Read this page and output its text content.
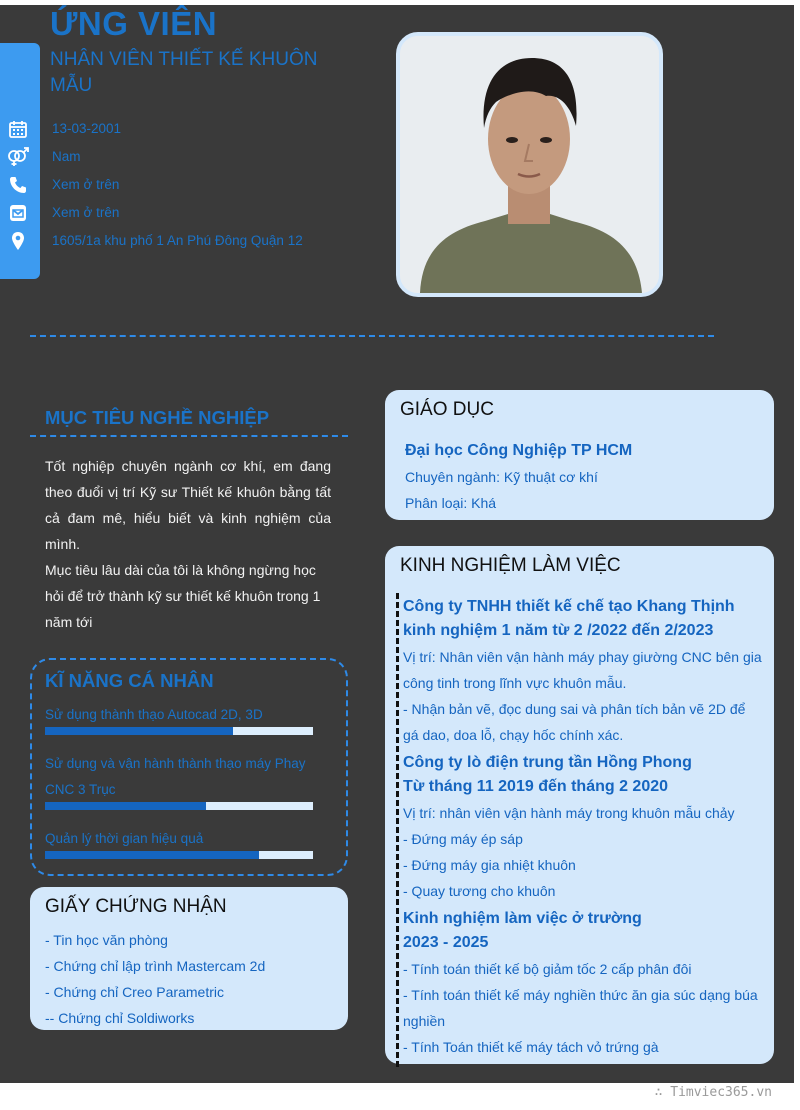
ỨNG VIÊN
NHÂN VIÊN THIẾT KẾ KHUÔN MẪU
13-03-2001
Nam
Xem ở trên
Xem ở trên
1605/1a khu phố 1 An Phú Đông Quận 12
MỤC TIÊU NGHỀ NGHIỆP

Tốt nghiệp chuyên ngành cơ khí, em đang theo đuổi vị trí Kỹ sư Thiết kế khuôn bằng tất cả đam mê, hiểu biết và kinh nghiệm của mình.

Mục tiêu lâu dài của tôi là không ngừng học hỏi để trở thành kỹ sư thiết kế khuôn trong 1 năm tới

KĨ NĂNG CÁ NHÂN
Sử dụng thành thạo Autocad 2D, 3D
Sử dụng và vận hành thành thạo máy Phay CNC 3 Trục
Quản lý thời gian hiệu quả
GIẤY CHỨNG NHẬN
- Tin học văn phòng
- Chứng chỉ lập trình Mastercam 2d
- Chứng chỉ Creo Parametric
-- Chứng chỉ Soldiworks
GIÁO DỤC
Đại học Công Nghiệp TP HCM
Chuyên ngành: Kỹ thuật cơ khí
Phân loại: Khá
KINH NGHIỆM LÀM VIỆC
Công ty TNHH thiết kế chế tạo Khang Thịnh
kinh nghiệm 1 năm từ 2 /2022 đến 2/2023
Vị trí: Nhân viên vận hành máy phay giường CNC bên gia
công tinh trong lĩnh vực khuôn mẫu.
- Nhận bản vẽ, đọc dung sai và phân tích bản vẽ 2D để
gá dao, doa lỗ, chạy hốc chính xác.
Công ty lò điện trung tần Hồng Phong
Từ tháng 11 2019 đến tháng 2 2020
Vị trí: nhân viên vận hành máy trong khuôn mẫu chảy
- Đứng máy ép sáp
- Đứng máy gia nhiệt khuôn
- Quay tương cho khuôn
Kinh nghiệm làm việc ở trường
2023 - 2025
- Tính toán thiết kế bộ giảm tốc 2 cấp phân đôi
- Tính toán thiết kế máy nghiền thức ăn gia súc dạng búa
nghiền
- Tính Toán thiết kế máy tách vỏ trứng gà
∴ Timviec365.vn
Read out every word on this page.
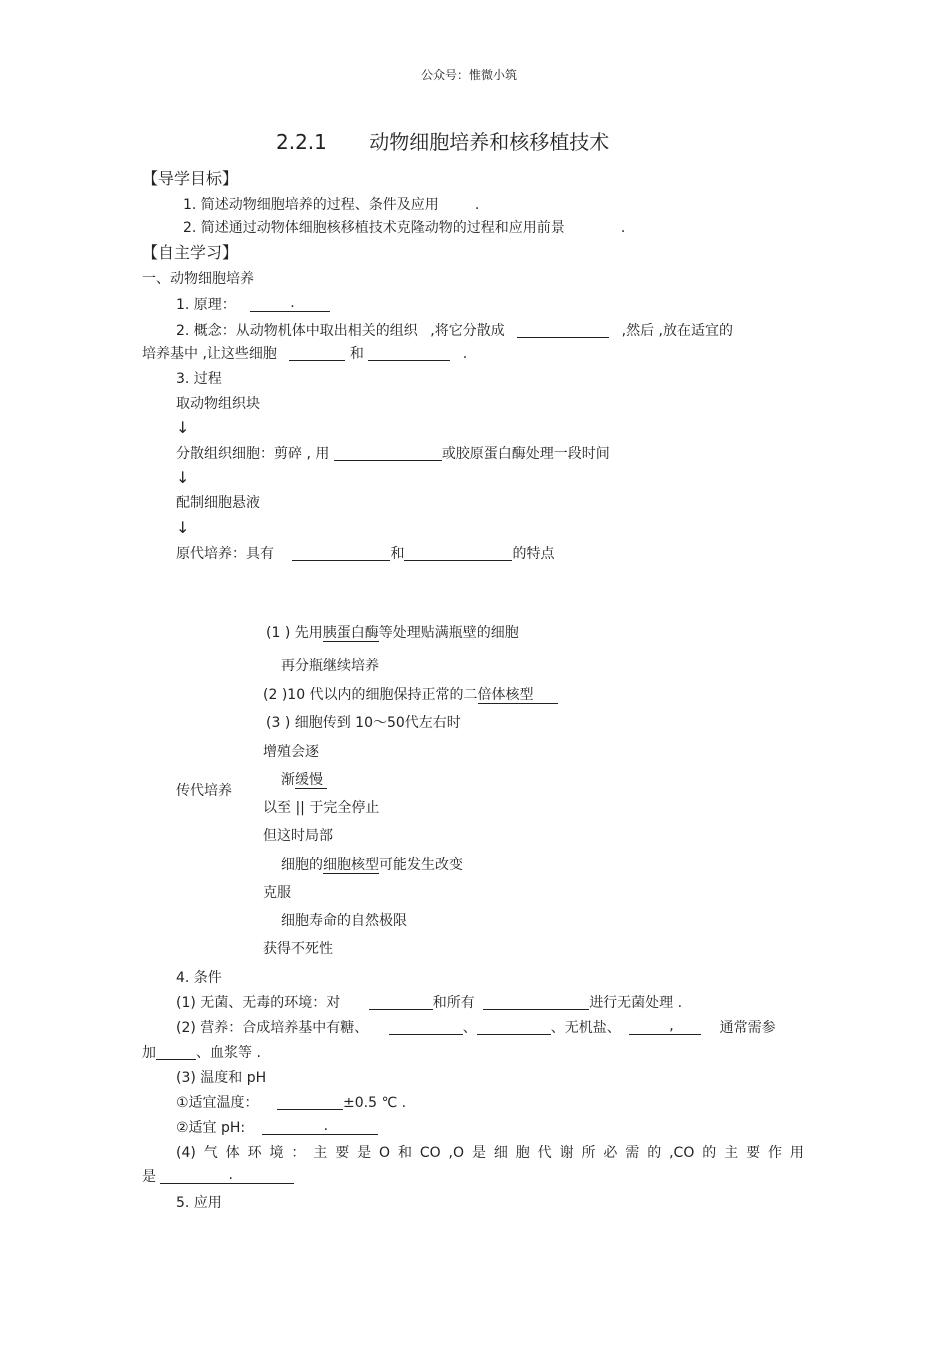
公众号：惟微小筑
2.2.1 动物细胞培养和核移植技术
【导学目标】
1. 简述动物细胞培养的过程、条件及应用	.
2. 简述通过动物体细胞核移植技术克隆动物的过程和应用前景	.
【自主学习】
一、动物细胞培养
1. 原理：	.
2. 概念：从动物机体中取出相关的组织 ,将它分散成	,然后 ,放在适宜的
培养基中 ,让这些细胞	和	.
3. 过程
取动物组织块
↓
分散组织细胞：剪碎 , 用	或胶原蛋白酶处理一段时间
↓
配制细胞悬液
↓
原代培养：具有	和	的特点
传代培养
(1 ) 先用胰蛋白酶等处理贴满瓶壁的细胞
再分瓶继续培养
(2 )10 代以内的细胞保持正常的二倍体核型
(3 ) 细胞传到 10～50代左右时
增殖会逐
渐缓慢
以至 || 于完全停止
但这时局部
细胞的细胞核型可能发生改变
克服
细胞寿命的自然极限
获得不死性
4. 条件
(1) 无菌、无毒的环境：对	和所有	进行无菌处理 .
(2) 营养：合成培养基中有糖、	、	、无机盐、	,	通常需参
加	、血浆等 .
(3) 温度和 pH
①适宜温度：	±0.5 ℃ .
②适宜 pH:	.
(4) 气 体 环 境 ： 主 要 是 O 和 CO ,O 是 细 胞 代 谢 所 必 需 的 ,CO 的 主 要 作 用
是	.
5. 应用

AIM OF THE TASK → Show every line from the entries above in which "dụng" appears.

SOLUTION BELOW →
Sử dụng thành thạo Autocad 2D, 3D
Sử dụng và vận hành thành thạo máy Phay CNC 3 Trục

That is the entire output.